→ **Work to be completed**
For this exercise, copy out each line of the material below that includes "USDJPY".

===== Entries supplied =====

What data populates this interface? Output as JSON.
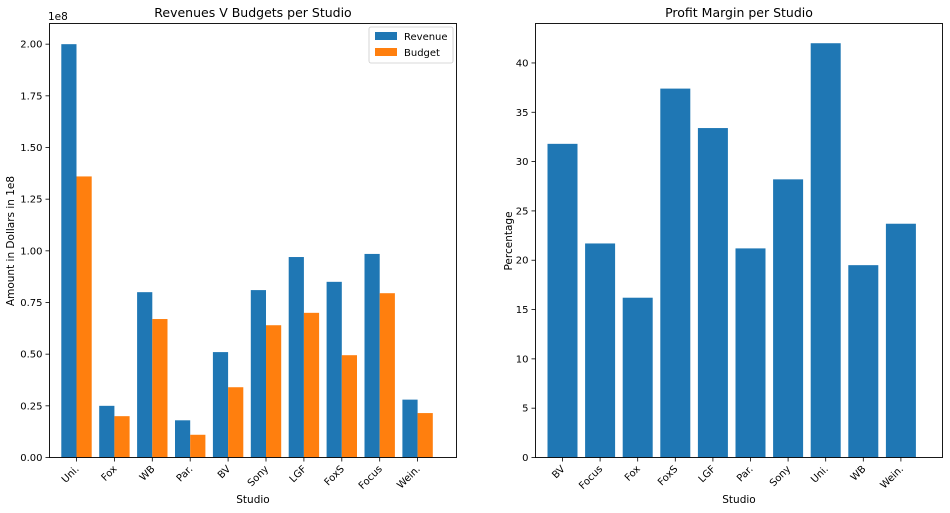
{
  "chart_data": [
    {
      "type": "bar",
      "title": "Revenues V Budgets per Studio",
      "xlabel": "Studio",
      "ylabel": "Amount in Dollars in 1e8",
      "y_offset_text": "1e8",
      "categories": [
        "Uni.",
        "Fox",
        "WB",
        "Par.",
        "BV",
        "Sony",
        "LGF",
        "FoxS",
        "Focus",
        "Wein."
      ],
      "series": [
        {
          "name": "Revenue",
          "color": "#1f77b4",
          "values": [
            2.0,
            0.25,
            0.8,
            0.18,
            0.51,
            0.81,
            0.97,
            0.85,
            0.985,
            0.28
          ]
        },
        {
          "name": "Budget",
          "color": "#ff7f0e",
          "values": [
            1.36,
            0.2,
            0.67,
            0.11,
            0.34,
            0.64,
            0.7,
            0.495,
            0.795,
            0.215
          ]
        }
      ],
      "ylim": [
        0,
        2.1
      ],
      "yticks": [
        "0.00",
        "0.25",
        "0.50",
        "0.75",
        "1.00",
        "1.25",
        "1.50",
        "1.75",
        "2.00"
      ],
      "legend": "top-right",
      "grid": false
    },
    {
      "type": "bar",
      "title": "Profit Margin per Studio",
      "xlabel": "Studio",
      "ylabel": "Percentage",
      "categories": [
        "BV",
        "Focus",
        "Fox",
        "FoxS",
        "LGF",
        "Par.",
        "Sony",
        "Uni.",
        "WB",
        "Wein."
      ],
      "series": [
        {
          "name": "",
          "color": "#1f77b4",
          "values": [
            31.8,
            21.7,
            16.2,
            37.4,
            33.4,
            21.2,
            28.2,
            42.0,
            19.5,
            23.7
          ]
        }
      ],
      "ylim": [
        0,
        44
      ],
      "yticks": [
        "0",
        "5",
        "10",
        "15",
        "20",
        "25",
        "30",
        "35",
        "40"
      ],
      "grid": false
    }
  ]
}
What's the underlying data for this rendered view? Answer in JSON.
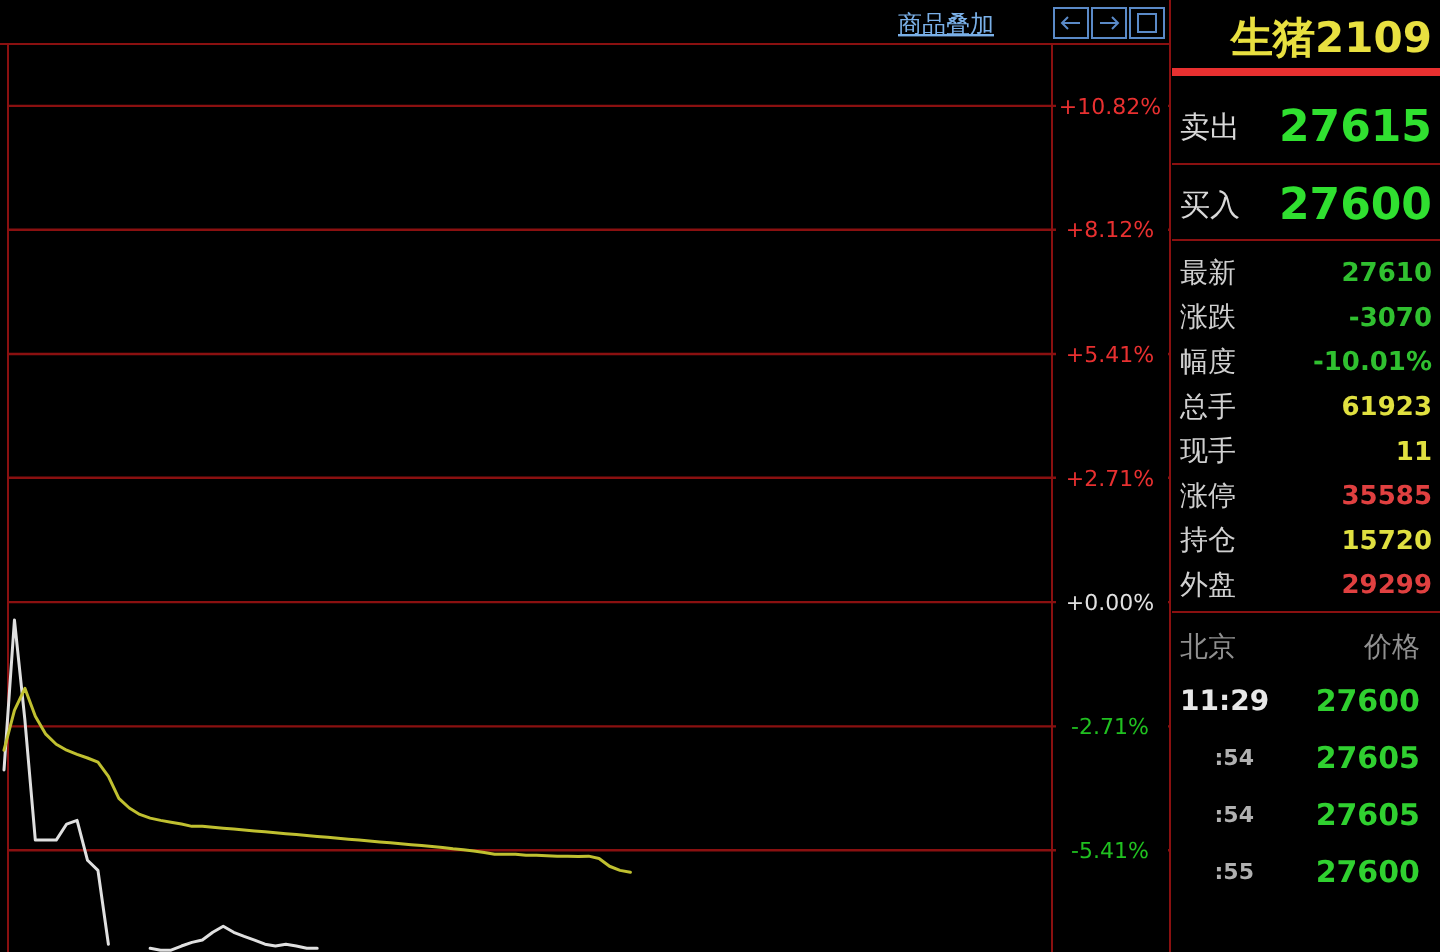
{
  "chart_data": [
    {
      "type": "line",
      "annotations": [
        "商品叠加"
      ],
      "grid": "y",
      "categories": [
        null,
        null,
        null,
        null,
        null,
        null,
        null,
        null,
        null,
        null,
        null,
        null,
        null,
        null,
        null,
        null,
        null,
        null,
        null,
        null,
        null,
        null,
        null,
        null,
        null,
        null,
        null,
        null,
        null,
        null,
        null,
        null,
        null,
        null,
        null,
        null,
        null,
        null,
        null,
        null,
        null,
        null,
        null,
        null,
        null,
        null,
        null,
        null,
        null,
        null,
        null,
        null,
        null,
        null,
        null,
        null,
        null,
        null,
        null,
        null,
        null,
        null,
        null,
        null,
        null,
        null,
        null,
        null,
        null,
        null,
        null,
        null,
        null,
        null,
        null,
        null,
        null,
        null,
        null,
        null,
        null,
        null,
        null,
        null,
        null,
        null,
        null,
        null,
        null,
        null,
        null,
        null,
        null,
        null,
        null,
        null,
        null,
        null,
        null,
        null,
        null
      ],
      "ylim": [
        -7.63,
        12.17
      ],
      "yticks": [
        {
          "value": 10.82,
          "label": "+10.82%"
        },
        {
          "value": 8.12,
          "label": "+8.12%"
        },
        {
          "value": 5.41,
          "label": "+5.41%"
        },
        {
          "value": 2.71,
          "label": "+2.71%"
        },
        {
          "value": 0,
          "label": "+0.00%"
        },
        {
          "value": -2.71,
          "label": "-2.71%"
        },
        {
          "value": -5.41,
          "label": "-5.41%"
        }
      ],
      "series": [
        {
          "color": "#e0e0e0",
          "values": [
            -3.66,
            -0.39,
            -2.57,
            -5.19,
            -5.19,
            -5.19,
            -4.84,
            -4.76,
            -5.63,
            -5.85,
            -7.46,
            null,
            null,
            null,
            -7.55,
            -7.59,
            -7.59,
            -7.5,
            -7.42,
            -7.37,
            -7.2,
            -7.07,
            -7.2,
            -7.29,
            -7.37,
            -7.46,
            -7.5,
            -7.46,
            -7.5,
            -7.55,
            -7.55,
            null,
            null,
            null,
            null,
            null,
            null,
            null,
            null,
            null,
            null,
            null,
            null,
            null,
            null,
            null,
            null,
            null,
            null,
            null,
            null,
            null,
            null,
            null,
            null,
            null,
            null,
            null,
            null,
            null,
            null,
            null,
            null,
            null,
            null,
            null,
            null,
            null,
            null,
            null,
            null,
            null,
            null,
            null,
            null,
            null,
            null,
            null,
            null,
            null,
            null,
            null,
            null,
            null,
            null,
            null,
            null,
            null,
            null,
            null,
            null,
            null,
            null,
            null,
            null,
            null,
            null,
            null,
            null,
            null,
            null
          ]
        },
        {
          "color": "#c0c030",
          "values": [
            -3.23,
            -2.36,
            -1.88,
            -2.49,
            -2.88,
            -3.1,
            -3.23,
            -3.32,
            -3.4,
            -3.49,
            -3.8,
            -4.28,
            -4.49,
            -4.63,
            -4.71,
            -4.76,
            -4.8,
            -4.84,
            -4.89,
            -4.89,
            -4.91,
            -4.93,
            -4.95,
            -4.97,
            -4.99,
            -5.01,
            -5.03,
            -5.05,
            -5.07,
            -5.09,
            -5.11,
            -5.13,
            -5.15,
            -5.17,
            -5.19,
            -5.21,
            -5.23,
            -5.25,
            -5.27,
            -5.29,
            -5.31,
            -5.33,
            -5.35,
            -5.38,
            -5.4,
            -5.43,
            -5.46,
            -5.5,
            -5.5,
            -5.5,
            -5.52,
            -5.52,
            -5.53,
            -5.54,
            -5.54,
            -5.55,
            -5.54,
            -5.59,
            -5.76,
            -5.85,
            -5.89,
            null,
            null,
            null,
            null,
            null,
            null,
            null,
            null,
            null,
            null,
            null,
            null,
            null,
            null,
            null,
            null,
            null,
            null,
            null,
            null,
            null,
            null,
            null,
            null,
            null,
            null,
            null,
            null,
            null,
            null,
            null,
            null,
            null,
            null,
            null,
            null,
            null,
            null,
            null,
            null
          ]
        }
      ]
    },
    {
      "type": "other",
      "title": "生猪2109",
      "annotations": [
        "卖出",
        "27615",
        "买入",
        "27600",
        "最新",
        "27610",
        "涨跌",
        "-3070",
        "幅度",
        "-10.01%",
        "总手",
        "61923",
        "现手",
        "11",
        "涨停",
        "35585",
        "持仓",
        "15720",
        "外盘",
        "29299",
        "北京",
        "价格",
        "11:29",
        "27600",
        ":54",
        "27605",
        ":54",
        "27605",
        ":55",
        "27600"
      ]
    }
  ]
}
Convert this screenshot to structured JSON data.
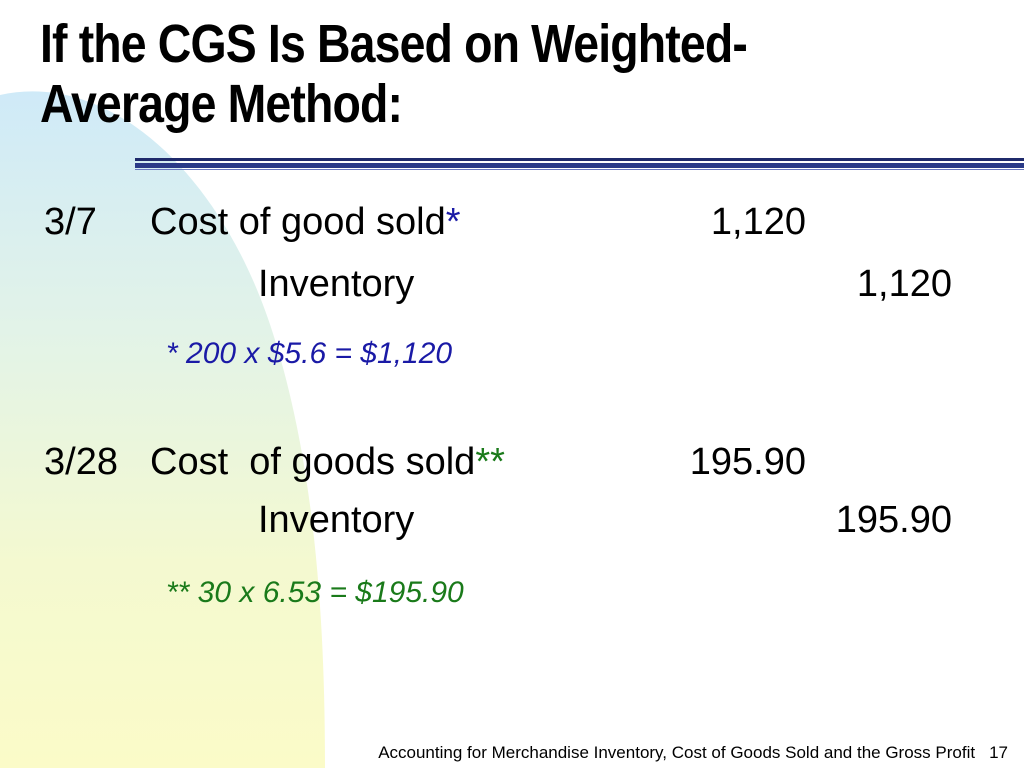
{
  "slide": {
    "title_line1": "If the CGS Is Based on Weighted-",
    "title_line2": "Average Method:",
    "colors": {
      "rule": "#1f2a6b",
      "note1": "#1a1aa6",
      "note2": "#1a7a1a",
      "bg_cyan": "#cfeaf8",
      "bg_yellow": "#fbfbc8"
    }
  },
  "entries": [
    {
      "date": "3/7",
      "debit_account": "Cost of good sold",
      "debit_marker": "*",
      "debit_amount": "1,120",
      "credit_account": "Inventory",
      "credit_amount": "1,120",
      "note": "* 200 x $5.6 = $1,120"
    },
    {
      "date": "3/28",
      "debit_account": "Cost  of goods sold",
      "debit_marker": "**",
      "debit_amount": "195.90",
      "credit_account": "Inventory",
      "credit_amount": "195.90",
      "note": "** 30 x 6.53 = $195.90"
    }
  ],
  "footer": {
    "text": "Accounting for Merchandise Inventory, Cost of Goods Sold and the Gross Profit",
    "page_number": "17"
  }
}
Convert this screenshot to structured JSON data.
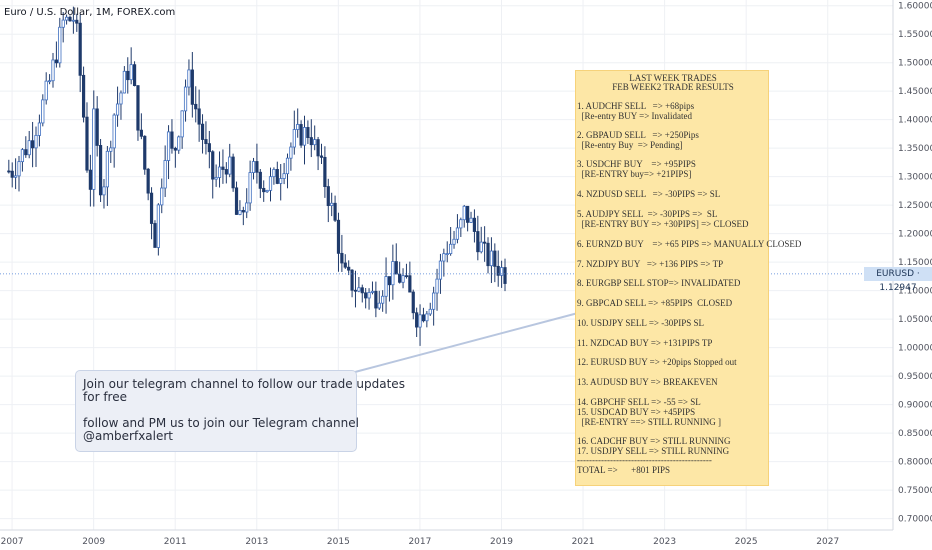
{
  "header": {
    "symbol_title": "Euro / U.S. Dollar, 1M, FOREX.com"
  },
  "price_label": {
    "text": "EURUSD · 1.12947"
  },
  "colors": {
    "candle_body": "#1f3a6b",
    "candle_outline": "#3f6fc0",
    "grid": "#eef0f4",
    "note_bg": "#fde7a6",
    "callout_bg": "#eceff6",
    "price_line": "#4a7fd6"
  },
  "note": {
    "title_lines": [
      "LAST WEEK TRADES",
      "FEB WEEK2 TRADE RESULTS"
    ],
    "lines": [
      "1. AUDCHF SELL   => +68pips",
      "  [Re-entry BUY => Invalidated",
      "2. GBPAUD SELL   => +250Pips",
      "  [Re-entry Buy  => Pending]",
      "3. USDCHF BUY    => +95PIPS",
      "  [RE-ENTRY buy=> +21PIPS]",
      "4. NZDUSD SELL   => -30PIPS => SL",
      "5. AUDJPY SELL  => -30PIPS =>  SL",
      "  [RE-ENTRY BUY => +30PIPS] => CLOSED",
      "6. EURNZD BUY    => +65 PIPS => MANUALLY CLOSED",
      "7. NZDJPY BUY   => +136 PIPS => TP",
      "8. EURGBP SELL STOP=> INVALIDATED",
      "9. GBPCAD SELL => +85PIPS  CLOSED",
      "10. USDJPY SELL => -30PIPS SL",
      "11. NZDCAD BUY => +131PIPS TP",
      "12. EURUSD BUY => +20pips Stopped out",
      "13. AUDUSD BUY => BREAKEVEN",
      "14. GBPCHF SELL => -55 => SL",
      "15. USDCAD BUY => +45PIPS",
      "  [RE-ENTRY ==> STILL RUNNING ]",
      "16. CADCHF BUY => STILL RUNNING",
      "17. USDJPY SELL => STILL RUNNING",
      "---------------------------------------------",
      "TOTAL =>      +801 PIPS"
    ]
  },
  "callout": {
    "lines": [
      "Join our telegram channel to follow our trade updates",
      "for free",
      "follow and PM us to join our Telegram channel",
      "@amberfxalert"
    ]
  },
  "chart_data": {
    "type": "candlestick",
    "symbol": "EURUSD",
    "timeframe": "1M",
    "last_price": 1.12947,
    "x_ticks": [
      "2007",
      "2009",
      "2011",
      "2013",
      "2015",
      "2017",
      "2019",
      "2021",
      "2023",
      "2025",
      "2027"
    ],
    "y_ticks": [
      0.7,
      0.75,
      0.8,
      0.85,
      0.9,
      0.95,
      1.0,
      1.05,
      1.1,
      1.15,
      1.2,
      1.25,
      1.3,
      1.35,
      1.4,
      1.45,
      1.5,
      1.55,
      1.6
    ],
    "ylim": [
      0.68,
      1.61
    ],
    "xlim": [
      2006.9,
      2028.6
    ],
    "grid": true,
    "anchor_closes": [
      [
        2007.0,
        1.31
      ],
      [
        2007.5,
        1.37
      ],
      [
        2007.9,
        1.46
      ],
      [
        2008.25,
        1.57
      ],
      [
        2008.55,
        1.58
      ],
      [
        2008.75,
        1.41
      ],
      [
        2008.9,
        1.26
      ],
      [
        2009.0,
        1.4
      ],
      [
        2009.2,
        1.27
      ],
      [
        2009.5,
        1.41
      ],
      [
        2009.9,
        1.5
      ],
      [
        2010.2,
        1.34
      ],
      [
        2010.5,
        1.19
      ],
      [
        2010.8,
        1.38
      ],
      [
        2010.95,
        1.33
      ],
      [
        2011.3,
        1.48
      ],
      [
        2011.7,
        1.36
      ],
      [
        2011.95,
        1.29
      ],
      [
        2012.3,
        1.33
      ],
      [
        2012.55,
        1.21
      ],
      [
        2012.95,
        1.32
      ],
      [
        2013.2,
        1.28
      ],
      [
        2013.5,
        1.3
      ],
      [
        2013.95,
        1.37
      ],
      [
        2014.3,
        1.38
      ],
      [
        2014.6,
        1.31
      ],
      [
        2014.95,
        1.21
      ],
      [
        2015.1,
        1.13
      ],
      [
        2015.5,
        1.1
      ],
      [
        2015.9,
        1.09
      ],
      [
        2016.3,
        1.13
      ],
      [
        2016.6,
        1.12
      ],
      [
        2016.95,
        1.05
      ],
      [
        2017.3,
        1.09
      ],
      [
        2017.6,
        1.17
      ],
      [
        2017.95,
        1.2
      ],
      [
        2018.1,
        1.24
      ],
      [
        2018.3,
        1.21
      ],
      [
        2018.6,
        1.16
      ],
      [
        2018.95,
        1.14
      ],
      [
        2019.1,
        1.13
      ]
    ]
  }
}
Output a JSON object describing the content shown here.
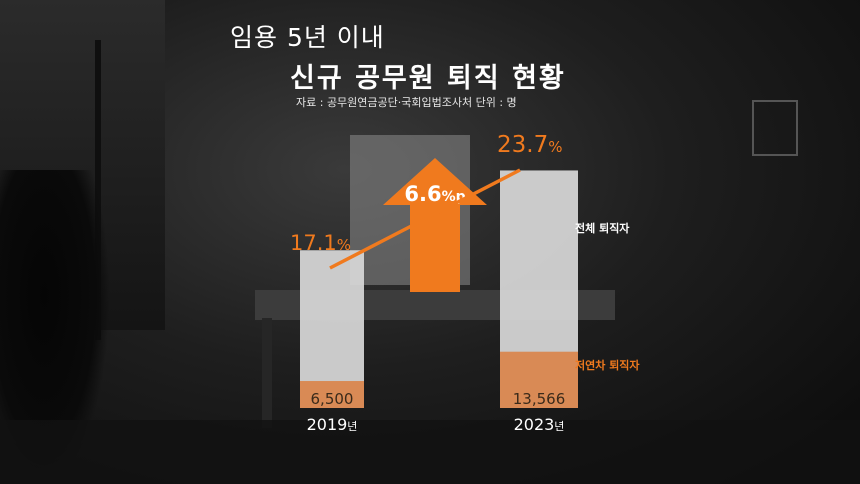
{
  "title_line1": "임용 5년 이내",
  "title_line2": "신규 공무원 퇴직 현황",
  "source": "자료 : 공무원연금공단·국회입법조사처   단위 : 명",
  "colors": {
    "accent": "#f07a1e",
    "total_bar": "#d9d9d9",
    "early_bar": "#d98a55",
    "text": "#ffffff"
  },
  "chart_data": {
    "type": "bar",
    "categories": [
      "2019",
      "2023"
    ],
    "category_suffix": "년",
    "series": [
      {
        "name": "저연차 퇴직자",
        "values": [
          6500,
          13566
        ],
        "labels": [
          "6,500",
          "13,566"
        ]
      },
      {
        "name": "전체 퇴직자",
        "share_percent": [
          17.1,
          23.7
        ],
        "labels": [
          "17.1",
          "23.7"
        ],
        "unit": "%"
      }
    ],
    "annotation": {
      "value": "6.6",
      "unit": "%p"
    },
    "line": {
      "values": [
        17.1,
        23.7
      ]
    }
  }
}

=====

→ **Correct result**
      "10. USDJPY SELL => -30PIPS SL",
      "17. USDJPY SELL => STILL RUNNING",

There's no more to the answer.